▶ _Required task_
Are you able to quote each entry exactly as written?

▶ _Data rows_
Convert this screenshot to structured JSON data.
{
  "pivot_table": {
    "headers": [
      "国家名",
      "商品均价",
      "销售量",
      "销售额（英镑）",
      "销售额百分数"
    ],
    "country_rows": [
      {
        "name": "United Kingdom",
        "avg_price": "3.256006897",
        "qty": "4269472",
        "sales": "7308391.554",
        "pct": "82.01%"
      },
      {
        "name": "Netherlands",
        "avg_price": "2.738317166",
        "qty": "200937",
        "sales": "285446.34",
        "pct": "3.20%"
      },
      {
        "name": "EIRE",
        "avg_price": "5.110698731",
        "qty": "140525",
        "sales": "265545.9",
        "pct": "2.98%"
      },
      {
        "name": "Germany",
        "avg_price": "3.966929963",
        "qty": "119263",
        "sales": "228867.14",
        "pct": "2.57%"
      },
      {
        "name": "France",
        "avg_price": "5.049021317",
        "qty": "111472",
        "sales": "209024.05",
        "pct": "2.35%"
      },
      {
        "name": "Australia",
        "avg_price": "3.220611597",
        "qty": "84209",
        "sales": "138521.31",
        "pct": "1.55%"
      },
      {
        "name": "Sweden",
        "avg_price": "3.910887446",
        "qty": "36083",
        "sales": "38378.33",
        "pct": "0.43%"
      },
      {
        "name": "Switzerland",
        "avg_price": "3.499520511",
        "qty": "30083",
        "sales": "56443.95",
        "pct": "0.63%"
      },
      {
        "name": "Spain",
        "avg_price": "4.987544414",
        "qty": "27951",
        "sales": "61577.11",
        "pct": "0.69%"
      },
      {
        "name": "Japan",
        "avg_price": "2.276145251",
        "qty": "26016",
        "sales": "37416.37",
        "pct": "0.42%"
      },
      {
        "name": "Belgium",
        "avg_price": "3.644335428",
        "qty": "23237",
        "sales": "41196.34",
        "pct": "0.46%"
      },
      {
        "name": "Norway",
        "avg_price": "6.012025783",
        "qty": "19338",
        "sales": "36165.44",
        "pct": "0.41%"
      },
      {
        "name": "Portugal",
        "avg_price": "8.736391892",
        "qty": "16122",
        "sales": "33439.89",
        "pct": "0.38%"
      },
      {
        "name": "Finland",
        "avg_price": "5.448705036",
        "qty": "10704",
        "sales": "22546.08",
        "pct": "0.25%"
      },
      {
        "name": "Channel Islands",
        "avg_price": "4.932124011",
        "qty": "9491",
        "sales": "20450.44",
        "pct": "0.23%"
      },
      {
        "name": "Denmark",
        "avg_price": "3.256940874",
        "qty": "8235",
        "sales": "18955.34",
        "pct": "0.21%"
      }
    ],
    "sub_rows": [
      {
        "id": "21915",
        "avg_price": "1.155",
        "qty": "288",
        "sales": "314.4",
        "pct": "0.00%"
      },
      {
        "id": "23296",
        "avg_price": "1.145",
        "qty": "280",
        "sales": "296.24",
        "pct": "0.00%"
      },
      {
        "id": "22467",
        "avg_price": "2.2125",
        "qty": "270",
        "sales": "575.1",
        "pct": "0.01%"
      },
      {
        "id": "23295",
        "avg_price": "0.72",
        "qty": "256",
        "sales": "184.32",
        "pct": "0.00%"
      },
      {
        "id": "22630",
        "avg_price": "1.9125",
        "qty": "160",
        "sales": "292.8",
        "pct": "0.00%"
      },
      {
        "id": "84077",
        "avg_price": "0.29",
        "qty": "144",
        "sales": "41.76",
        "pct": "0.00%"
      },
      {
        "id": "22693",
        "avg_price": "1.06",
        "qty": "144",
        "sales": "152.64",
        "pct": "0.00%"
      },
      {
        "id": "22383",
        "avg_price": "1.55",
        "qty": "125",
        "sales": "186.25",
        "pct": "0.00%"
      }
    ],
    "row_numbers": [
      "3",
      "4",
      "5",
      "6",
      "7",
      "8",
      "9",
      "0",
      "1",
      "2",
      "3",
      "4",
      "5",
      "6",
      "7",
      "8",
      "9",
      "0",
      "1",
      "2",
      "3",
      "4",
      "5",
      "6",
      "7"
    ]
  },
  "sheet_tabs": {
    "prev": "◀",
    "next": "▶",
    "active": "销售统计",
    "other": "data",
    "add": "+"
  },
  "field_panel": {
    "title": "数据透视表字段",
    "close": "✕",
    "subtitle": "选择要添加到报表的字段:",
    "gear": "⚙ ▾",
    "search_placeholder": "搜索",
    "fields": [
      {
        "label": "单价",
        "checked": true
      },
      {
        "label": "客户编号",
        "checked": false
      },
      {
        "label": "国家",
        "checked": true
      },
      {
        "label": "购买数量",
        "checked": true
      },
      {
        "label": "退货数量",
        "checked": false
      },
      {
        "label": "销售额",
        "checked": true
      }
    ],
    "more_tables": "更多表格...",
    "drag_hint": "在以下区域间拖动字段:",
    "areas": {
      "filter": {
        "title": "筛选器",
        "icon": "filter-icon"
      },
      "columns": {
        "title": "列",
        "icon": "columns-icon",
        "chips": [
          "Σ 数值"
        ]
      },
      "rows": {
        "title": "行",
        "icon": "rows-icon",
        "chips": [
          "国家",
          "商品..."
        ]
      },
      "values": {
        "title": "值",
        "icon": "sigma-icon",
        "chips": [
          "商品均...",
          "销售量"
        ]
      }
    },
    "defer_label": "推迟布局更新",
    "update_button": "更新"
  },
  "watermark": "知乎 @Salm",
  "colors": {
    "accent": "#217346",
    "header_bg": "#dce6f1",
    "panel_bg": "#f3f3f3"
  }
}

▶ _Expected answer_
Convert this screenshot to structured JSON data.
{
  "pivot_table": {
    "headers": [
      "国家名",
      "商品均价",
      "销售量",
      "销售额（英镑）",
      "销售额百分数"
    ],
    "country_rows": [
      {
        "name": "United Kingdom",
        "avg_price": "3.256006897",
        "qty": "4269472",
        "sales": "7308391.554",
        "pct": "82.01%"
      },
      {
        "name": "Netherlands",
        "avg_price": "2.738317166",
        "qty": "200937",
        "sales": "285446.34",
        "pct": "3.20%"
      },
      {
        "name": "EIRE",
        "avg_price": "5.110698731",
        "qty": "140525",
        "sales": "265545.9",
        "pct": "2.98%"
      },
      {
        "name": "Germany",
        "avg_price": "3.966929963",
        "qty": "119263",
        "sales": "228867.14",
        "pct": "2.57%"
      },
      {
        "name": "France",
        "avg_price": "5.049021317",
        "qty": "111472",
        "sales": "209024.05",
        "pct": "2.35%"
      },
      {
        "name": "Australia",
        "avg_price": "3.220611597",
        "qty": "84209",
        "sales": "138521.31",
        "pct": "1.55%"
      },
      {
        "name": "Sweden",
        "avg_price": "3.910887446",
        "qty": "36083",
        "sales": "38378.33",
        "pct": "0.43%"
      },
      {
        "name": "Switzerland",
        "avg_price": "3.499520511",
        "qty": "30083",
        "sales": "56443.95",
        "pct": "0.63%"
      },
      {
        "name": "Spain",
        "avg_price": "4.987544414",
        "qty": "27951",
        "sales": "61577.11",
        "pct": "0.69%"
      },
      {
        "name": "Japan",
        "avg_price": "2.276145251",
        "qty": "26016",
        "sales": "37416.37",
        "pct": "0.42%"
      },
      {
        "name": "Belgium",
        "avg_price": "3.644335428",
        "qty": "23237",
        "sales": "41196.34",
        "pct": "0.46%"
      },
      {
        "name": "Norway",
        "avg_price": "6.012025783",
        "qty": "19338",
        "sales": "36165.44",
        "pct": "0.41%"
      },
      {
        "name": "Portugal",
        "avg_price": "8.736391892",
        "qty": "16122",
        "sales": "33439.89",
        "pct": "0.38%"
      },
      {
        "name": "Finland",
        "avg_price": "5.448705036",
        "qty": "10704",
        "sales": "22546.08",
        "pct": "0.25%"
      },
      {
        "name": "Channel Islands",
        "avg_price": "4.932124011",
        "qty": "9491",
        "sales": "20450.44",
        "pct": "0.23%"
      },
      {
        "name": "Denmark",
        "avg_price": "3.256940874",
        "qty": "8235",
        "sales": "18955.34",
        "pct": "0.21%"
      }
    ],
    "sub_rows": [
      {
        "id": "21915",
        "avg_price": "1.155",
        "qty": "288",
        "sales": "314.4",
        "pct": "0.00%"
      },
      {
        "id": "23296",
        "avg_price": "1.145",
        "qty": "280",
        "sales": "296.24",
        "pct": "0.00%"
      },
      {
        "id": "22467",
        "avg_price": "2.2125",
        "qty": "270",
        "sales": "575.1",
        "pct": "0.01%"
      },
      {
        "id": "23295",
        "avg_price": "0.72",
        "qty": "256",
        "sales": "184.32",
        "pct": "0.00%"
      },
      {
        "id": "22630",
        "avg_price": "1.9125",
        "qty": "160",
        "sales": "292.8",
        "pct": "0.00%"
      },
      {
        "id": "84077",
        "avg_price": "0.29",
        "qty": "144",
        "sales": "41.76",
        "pct": "0.00%"
      },
      {
        "id": "22693",
        "avg_price": "1.06",
        "qty": "144",
        "sales": "152.64",
        "pct": "0.00%"
      },
      {
        "id": "22383",
        "avg_price": "1.55",
        "qty": "125",
        "sales": "186.25",
        "pct": "0.00%"
      }
    ],
    "row_numbers": [
      "3",
      "4",
      "5",
      "6",
      "7",
      "8",
      "9",
      "0",
      "1",
      "2",
      "3",
      "4",
      "5",
      "6",
      "7",
      "8",
      "9",
      "0",
      "1",
      "2",
      "3",
      "4",
      "5",
      "6",
      "7"
    ]
  },
  "sheet_tabs": {
    "prev": "◀",
    "next": "▶",
    "active": "销售统计",
    "other": "data",
    "add": "+"
  },
  "field_panel": {
    "title": "数据透视表字段",
    "close": "✕",
    "subtitle": "选择要添加到报表的字段:",
    "gear": "⚙ ▾",
    "search_placeholder": "搜索",
    "fields": [
      {
        "label": "单价",
        "checked": true
      },
      {
        "label": "客户编号",
        "checked": false
      },
      {
        "label": "国家",
        "checked": true
      },
      {
        "label": "购买数量",
        "checked": true
      },
      {
        "label": "退货数量",
        "checked": false
      },
      {
        "label": "销售额",
        "checked": true
      }
    ],
    "more_tables": "更多表格...",
    "drag_hint": "在以下区域间拖动字段:",
    "areas": {
      "filter": {
        "title": "筛选器",
        "icon": "filter-icon"
      },
      "columns": {
        "title": "列",
        "icon": "columns-icon",
        "chips": [
          "Σ 数值"
        ]
      },
      "rows": {
        "title": "行",
        "icon": "rows-icon",
        "chips": [
          "国家",
          "商品..."
        ]
      },
      "values": {
        "title": "值",
        "icon": "sigma-icon",
        "chips": [
          "商品均...",
          "销售量"
        ]
      }
    },
    "defer_label": "推迟布局更新",
    "update_button": "更新"
  },
  "watermark": "知乎 @Salm",
  "colors": {
    "accent": "#217346",
    "header_bg": "#dce6f1",
    "panel_bg": "#f3f3f3"
  }
}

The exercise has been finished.